* Short task
Return each line holding the string "México".

* Data in this exercise
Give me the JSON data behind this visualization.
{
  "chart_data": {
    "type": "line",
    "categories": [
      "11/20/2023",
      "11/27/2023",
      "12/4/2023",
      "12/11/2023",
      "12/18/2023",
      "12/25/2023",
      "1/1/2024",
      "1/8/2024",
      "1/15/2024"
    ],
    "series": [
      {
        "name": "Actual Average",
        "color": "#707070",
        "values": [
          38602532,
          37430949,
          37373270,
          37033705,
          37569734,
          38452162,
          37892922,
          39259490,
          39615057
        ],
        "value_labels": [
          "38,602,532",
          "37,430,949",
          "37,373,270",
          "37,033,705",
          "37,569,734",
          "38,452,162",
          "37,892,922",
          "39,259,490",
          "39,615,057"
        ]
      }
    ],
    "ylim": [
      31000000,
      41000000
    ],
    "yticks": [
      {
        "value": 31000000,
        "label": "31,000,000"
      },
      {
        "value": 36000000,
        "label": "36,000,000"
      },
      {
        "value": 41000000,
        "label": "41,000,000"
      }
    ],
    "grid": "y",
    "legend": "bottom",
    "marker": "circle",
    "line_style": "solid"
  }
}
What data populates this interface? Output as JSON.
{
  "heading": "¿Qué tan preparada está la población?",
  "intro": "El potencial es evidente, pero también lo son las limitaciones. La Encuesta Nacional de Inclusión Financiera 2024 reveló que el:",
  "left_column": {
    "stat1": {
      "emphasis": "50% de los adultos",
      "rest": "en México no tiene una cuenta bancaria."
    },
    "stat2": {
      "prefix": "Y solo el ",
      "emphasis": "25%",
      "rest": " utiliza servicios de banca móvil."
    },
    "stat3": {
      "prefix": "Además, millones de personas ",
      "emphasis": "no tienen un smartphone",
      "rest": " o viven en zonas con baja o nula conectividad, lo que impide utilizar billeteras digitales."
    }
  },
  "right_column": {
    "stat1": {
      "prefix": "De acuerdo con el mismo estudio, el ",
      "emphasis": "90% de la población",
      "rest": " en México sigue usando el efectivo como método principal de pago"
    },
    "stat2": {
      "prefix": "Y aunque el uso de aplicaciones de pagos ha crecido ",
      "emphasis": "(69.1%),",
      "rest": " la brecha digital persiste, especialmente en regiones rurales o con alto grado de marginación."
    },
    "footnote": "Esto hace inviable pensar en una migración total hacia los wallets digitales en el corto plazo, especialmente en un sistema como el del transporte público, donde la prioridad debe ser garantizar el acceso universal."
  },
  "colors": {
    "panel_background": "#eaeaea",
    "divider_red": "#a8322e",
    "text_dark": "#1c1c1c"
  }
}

* Written answer
      "rest": "en México no tiene una cuenta bancaria."
      "rest": " en México sigue usando el efectivo como método principal de pago"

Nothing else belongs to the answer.